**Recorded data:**
********

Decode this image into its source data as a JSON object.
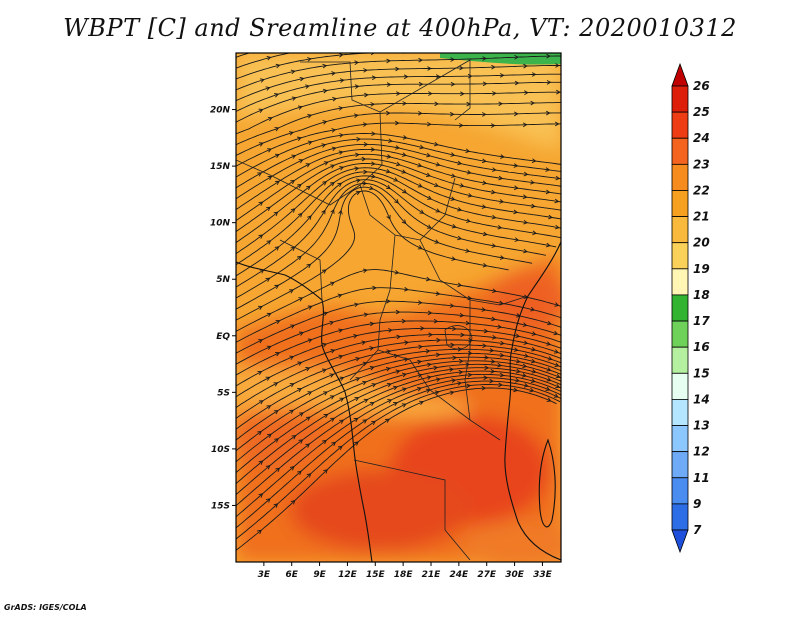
{
  "title": "WBPT [C] and Sreamline at 400hPa, VT: 2020010312",
  "credit": "GrADS: IGES/COLA",
  "map": {
    "lat_labels": [
      {
        "lat": 20,
        "label": "20N"
      },
      {
        "lat": 15,
        "label": "15N"
      },
      {
        "lat": 10,
        "label": "10N"
      },
      {
        "lat": 5,
        "label": "5N"
      },
      {
        "lat": 0,
        "label": "EQ"
      },
      {
        "lat": -5,
        "label": "5S"
      },
      {
        "lat": -10,
        "label": "10S"
      },
      {
        "lat": -15,
        "label": "15S"
      }
    ],
    "lon_labels": [
      {
        "lon": 3,
        "label": "3E"
      },
      {
        "lon": 6,
        "label": "6E"
      },
      {
        "lon": 9,
        "label": "9E"
      },
      {
        "lon": 12,
        "label": "12E"
      },
      {
        "lon": 15,
        "label": "15E"
      },
      {
        "lon": 18,
        "label": "18E"
      },
      {
        "lon": 21,
        "label": "21E"
      },
      {
        "lon": 24,
        "label": "24E"
      },
      {
        "lon": 27,
        "label": "27E"
      },
      {
        "lon": 30,
        "label": "30E"
      },
      {
        "lon": 33,
        "label": "33E"
      }
    ],
    "lon_range": [
      0,
      35
    ],
    "lat_range": [
      -20,
      25
    ]
  },
  "colorbar": {
    "levels": [
      "26",
      "25",
      "24",
      "23",
      "22",
      "21",
      "20",
      "19",
      "18",
      "17",
      "16",
      "15",
      "14",
      "13",
      "12",
      "11",
      "9",
      "7"
    ],
    "colors": [
      "#c00000",
      "#dc1e0a",
      "#ee3c14",
      "#f5641e",
      "#f78c1e",
      "#f5a01e",
      "#f8b93c",
      "#fad25a",
      "#fff5b4",
      "#32b432",
      "#6ed25a",
      "#b4f0a0",
      "#e6fff0",
      "#b4e6ff",
      "#8cc8ff",
      "#6eaaf5",
      "#4b8cf0",
      "#2d6ee6",
      "#1e50dc"
    ]
  },
  "colors": {
    "base_fill": "#f6a631",
    "warm_fill": "#f0701e",
    "hot_fill": "#e8451a",
    "cool_fill": "#f9c65a",
    "green_fill": "#3cb44b"
  }
}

********

**Goal of the exercise:**
Leave out the pictures, and give all the records again exactly.

**Response to this exercise:**
Decode this image into its source data as a JSON object.
{
  "title": "WBPT [C] and Sreamline at 400hPa, VT: 2020010312",
  "credit": "GrADS: IGES/COLA",
  "map": {
    "lat_labels": [
      {
        "lat": 20,
        "label": "20N"
      },
      {
        "lat": 15,
        "label": "15N"
      },
      {
        "lat": 10,
        "label": "10N"
      },
      {
        "lat": 5,
        "label": "5N"
      },
      {
        "lat": 0,
        "label": "EQ"
      },
      {
        "lat": -5,
        "label": "5S"
      },
      {
        "lat": -10,
        "label": "10S"
      },
      {
        "lat": -15,
        "label": "15S"
      }
    ],
    "lon_labels": [
      {
        "lon": 3,
        "label": "3E"
      },
      {
        "lon": 6,
        "label": "6E"
      },
      {
        "lon": 9,
        "label": "9E"
      },
      {
        "lon": 12,
        "label": "12E"
      },
      {
        "lon": 15,
        "label": "15E"
      },
      {
        "lon": 18,
        "label": "18E"
      },
      {
        "lon": 21,
        "label": "21E"
      },
      {
        "lon": 24,
        "label": "24E"
      },
      {
        "lon": 27,
        "label": "27E"
      },
      {
        "lon": 30,
        "label": "30E"
      },
      {
        "lon": 33,
        "label": "33E"
      }
    ],
    "lon_range": [
      0,
      35
    ],
    "lat_range": [
      -20,
      25
    ]
  },
  "colorbar": {
    "levels": [
      "26",
      "25",
      "24",
      "23",
      "22",
      "21",
      "20",
      "19",
      "18",
      "17",
      "16",
      "15",
      "14",
      "13",
      "12",
      "11",
      "9",
      "7"
    ],
    "colors": [
      "#c00000",
      "#dc1e0a",
      "#ee3c14",
      "#f5641e",
      "#f78c1e",
      "#f5a01e",
      "#f8b93c",
      "#fad25a",
      "#fff5b4",
      "#32b432",
      "#6ed25a",
      "#b4f0a0",
      "#e6fff0",
      "#b4e6ff",
      "#8cc8ff",
      "#6eaaf5",
      "#4b8cf0",
      "#2d6ee6",
      "#1e50dc"
    ]
  },
  "colors": {
    "base_fill": "#f6a631",
    "warm_fill": "#f0701e",
    "hot_fill": "#e8451a",
    "cool_fill": "#f9c65a",
    "green_fill": "#3cb44b"
  }
}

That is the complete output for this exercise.